- **Required task**:
Please retype the data in full and exactly; the pictures are not part of the copy.

---*---

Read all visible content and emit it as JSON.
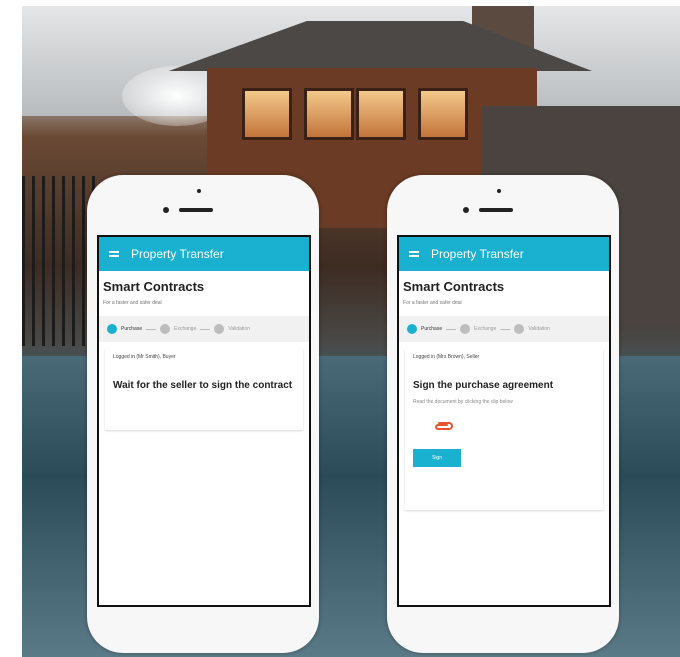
{
  "phone_left": {
    "appbar_title": "Property Transfer",
    "heading": "Smart Contracts",
    "subtitle": "For a faster and safer deal",
    "steps": [
      "Purchase",
      "Exchange",
      "Validation"
    ],
    "logged_in": "Logged in (Mr Smith), Buyer",
    "message": "Wait for the seller to sign the contract"
  },
  "phone_right": {
    "appbar_title": "Property Transfer",
    "heading": "Smart Contracts",
    "subtitle": "For a faster and safer deal",
    "steps": [
      "Purchase",
      "Exchange",
      "Validation"
    ],
    "logged_in": "Logged in (Mrs Brown), Seller",
    "task_title": "Sign the purchase agreement",
    "task_hint": "Read the document by clicking the clip below",
    "attachment_icon": "paperclip-icon",
    "button_label": "Sign"
  },
  "colors": {
    "accent": "#1ab0cf",
    "attachment": "#e8542f"
  }
}
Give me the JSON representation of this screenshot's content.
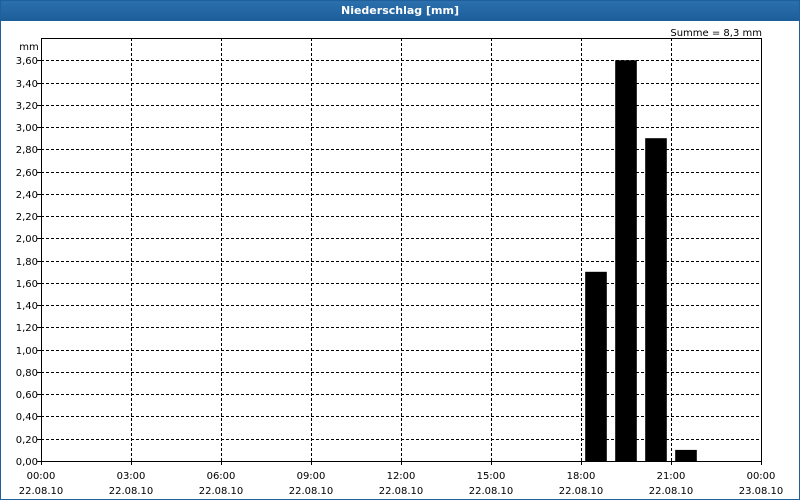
{
  "window": {
    "title": "Niederschlag [mm]"
  },
  "summary": "Summe = 8,3 mm",
  "colors": {
    "bar": "#000000",
    "title_bar": "#1c5e99",
    "grid": "#000000"
  },
  "chart_data": {
    "type": "bar",
    "title": "Niederschlag [mm]",
    "ylabel": "mm",
    "ylim": [
      0,
      3.8
    ],
    "yticks": [
      0,
      0.2,
      0.4,
      0.6,
      0.8,
      1.0,
      1.2,
      1.4,
      1.6,
      1.8,
      2.0,
      2.2,
      2.4,
      2.6,
      2.8,
      3.0,
      3.2,
      3.4,
      3.6
    ],
    "ytick_labels": [
      "0,00",
      "0,20",
      "0,40",
      "0,60",
      "0,80",
      "1,00",
      "1,20",
      "1,40",
      "1,60",
      "1,80",
      "2,00",
      "2,20",
      "2,40",
      "2,60",
      "2,80",
      "3,00",
      "3,20",
      "3,40",
      "3,60"
    ],
    "xlim_hours": [
      0,
      24
    ],
    "xticks_hours": [
      0,
      3,
      6,
      9,
      12,
      15,
      18,
      21,
      24
    ],
    "xtick_labels": [
      {
        "time": "00:00",
        "date": "22.08.10"
      },
      {
        "time": "03:00",
        "date": "22.08.10"
      },
      {
        "time": "06:00",
        "date": "22.08.10"
      },
      {
        "time": "09:00",
        "date": "22.08.10"
      },
      {
        "time": "12:00",
        "date": "22.08.10"
      },
      {
        "time": "15:00",
        "date": "22.08.10"
      },
      {
        "time": "18:00",
        "date": "22.08.10"
      },
      {
        "time": "21:00",
        "date": "22.08.10"
      },
      {
        "time": "00:00",
        "date": "23.08.10"
      }
    ],
    "bars": [
      {
        "start_hour": 18,
        "end_hour": 19,
        "value": 1.7
      },
      {
        "start_hour": 19,
        "end_hour": 20,
        "value": 3.6
      },
      {
        "start_hour": 20,
        "end_hour": 21,
        "value": 2.9
      },
      {
        "start_hour": 21,
        "end_hour": 22,
        "value": 0.1
      }
    ],
    "grid": true,
    "summary_text": "Summe = 8,3 mm"
  }
}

---*---

- **Written solution**:
Read all visible content and emit it as JSON.
{
  "phone_left": {
    "appbar_title": "Property Transfer",
    "heading": "Smart Contracts",
    "subtitle": "For a faster and safer deal",
    "steps": [
      "Purchase",
      "Exchange",
      "Validation"
    ],
    "logged_in": "Logged in (Mr Smith), Buyer",
    "message": "Wait for the seller to sign the contract"
  },
  "phone_right": {
    "appbar_title": "Property Transfer",
    "heading": "Smart Contracts",
    "subtitle": "For a faster and safer deal",
    "steps": [
      "Purchase",
      "Exchange",
      "Validation"
    ],
    "logged_in": "Logged in (Mrs Brown), Seller",
    "task_title": "Sign the purchase agreement",
    "task_hint": "Read the document by clicking the clip below",
    "attachment_icon": "paperclip-icon",
    "button_label": "Sign"
  },
  "colors": {
    "accent": "#1ab0cf",
    "attachment": "#e8542f"
  }
}
Give me the JSON representation of this screenshot's content.
{
  "window": {
    "title": "Niederschlag [mm]"
  },
  "summary": "Summe = 8,3 mm",
  "colors": {
    "bar": "#000000",
    "title_bar": "#1c5e99",
    "grid": "#000000"
  },
  "chart_data": {
    "type": "bar",
    "title": "Niederschlag [mm]",
    "ylabel": "mm",
    "ylim": [
      0,
      3.8
    ],
    "yticks": [
      0,
      0.2,
      0.4,
      0.6,
      0.8,
      1.0,
      1.2,
      1.4,
      1.6,
      1.8,
      2.0,
      2.2,
      2.4,
      2.6,
      2.8,
      3.0,
      3.2,
      3.4,
      3.6
    ],
    "ytick_labels": [
      "0,00",
      "0,20",
      "0,40",
      "0,60",
      "0,80",
      "1,00",
      "1,20",
      "1,40",
      "1,60",
      "1,80",
      "2,00",
      "2,20",
      "2,40",
      "2,60",
      "2,80",
      "3,00",
      "3,20",
      "3,40",
      "3,60"
    ],
    "xlim_hours": [
      0,
      24
    ],
    "xticks_hours": [
      0,
      3,
      6,
      9,
      12,
      15,
      18,
      21,
      24
    ],
    "xtick_labels": [
      {
        "time": "00:00",
        "date": "22.08.10"
      },
      {
        "time": "03:00",
        "date": "22.08.10"
      },
      {
        "time": "06:00",
        "date": "22.08.10"
      },
      {
        "time": "09:00",
        "date": "22.08.10"
      },
      {
        "time": "12:00",
        "date": "22.08.10"
      },
      {
        "time": "15:00",
        "date": "22.08.10"
      },
      {
        "time": "18:00",
        "date": "22.08.10"
      },
      {
        "time": "21:00",
        "date": "22.08.10"
      },
      {
        "time": "00:00",
        "date": "23.08.10"
      }
    ],
    "bars": [
      {
        "start_hour": 18,
        "end_hour": 19,
        "value": 1.7
      },
      {
        "start_hour": 19,
        "end_hour": 20,
        "value": 3.6
      },
      {
        "start_hour": 20,
        "end_hour": 21,
        "value": 2.9
      },
      {
        "start_hour": 21,
        "end_hour": 22,
        "value": 0.1
      }
    ],
    "grid": true,
    "summary_text": "Summe = 8,3 mm"
  }
}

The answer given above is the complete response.